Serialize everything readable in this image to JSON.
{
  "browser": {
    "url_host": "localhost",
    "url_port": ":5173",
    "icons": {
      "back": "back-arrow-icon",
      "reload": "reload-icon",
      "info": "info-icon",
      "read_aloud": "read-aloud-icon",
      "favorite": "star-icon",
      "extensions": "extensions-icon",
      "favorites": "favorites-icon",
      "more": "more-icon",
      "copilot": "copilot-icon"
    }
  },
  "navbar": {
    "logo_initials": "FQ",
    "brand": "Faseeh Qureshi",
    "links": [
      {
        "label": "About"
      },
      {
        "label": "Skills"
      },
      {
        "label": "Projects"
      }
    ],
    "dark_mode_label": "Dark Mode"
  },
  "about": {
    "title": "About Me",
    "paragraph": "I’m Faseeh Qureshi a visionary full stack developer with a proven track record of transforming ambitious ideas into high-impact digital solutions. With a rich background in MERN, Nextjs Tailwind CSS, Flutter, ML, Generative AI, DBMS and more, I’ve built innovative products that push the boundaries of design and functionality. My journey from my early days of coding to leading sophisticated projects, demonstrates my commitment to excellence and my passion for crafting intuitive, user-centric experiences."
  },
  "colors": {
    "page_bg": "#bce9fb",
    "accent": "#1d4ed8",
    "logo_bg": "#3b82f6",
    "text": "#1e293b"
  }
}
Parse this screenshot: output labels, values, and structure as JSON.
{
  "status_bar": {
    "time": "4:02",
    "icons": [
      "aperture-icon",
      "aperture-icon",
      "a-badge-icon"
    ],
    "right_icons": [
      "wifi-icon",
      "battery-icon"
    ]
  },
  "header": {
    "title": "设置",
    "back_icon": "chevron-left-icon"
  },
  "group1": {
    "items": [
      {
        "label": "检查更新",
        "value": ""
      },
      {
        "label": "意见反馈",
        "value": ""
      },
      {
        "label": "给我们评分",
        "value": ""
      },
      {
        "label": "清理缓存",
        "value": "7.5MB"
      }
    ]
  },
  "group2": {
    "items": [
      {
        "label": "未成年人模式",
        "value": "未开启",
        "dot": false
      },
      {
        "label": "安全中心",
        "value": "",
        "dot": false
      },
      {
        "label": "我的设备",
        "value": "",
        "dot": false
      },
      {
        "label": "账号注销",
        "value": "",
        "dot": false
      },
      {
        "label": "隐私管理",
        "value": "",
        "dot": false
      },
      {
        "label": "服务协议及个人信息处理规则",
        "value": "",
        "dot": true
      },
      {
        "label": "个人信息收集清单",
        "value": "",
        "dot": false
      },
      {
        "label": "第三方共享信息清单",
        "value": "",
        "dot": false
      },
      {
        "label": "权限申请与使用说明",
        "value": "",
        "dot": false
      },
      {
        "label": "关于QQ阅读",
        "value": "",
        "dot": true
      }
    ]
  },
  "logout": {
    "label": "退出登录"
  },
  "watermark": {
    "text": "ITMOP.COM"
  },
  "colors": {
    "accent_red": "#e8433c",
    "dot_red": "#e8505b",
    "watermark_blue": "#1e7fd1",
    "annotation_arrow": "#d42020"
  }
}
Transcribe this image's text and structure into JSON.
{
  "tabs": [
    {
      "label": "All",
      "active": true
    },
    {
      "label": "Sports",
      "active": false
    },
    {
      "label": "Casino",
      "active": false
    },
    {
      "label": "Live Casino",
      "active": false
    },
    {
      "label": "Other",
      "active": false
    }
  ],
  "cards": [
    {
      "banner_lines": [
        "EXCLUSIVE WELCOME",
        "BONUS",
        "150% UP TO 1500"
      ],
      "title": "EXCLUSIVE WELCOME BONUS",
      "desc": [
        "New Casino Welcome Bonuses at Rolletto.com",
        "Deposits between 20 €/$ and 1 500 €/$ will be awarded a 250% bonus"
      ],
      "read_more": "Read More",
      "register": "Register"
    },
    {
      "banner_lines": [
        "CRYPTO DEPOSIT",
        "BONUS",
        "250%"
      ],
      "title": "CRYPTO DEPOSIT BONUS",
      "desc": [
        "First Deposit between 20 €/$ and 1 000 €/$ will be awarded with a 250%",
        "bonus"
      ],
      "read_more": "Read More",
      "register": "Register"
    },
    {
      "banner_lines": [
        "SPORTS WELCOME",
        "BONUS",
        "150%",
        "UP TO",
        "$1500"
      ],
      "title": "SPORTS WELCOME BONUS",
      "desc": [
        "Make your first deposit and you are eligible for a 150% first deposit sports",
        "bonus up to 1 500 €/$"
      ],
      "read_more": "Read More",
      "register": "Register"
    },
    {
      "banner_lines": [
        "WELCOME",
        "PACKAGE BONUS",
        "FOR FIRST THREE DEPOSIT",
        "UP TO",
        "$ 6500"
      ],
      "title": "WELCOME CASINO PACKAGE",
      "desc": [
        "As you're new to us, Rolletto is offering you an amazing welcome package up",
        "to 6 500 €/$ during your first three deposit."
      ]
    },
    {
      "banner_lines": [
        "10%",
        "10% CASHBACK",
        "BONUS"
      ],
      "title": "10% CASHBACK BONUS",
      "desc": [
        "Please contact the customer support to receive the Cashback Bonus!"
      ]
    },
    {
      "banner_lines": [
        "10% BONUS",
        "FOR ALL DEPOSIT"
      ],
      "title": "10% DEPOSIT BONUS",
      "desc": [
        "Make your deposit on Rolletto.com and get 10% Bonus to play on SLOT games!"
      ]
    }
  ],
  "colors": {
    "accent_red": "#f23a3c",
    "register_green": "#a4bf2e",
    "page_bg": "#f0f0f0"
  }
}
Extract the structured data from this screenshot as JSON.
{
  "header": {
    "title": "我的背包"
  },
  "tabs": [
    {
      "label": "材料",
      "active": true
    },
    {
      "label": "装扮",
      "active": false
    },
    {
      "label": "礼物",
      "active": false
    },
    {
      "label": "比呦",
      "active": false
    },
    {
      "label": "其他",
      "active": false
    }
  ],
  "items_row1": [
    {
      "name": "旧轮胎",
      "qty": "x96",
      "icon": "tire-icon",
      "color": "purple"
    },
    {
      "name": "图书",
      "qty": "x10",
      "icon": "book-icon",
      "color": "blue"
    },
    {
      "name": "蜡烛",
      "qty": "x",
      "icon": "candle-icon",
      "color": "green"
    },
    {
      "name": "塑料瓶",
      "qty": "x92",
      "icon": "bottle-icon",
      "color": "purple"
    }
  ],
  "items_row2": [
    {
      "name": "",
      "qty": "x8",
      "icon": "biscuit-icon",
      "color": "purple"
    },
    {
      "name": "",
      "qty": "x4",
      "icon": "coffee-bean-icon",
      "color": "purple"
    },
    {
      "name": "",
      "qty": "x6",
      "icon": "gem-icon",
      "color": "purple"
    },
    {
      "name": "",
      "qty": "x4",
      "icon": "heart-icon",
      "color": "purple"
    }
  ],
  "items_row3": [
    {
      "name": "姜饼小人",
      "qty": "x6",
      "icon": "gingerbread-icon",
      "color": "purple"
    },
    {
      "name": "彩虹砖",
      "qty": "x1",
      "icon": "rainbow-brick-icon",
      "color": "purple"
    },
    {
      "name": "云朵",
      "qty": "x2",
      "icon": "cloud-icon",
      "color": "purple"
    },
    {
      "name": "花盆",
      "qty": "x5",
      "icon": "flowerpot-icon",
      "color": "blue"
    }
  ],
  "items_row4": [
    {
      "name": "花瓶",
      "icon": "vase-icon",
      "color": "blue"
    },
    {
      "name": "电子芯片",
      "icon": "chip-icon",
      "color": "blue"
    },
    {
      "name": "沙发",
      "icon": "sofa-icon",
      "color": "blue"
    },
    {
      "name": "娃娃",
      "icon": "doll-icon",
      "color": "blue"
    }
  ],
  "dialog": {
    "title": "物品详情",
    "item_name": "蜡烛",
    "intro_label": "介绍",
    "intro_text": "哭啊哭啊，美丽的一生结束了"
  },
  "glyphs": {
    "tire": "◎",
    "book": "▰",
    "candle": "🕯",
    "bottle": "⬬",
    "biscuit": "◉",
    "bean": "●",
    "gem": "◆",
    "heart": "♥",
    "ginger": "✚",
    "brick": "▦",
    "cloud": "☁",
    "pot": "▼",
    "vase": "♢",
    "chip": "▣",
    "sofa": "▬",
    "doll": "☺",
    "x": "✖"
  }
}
--- --- ---
Task details> Pull every line containing "Rolletto" from the data.

Expected answer>
        "New Casino Welcome Bonuses at Rolletto.com",
        "As you're new to us, Rolletto is offering you an amazing welcome package up",
        "Make your deposit on Rolletto.com and get 10% Bonus to play on SLOT games!"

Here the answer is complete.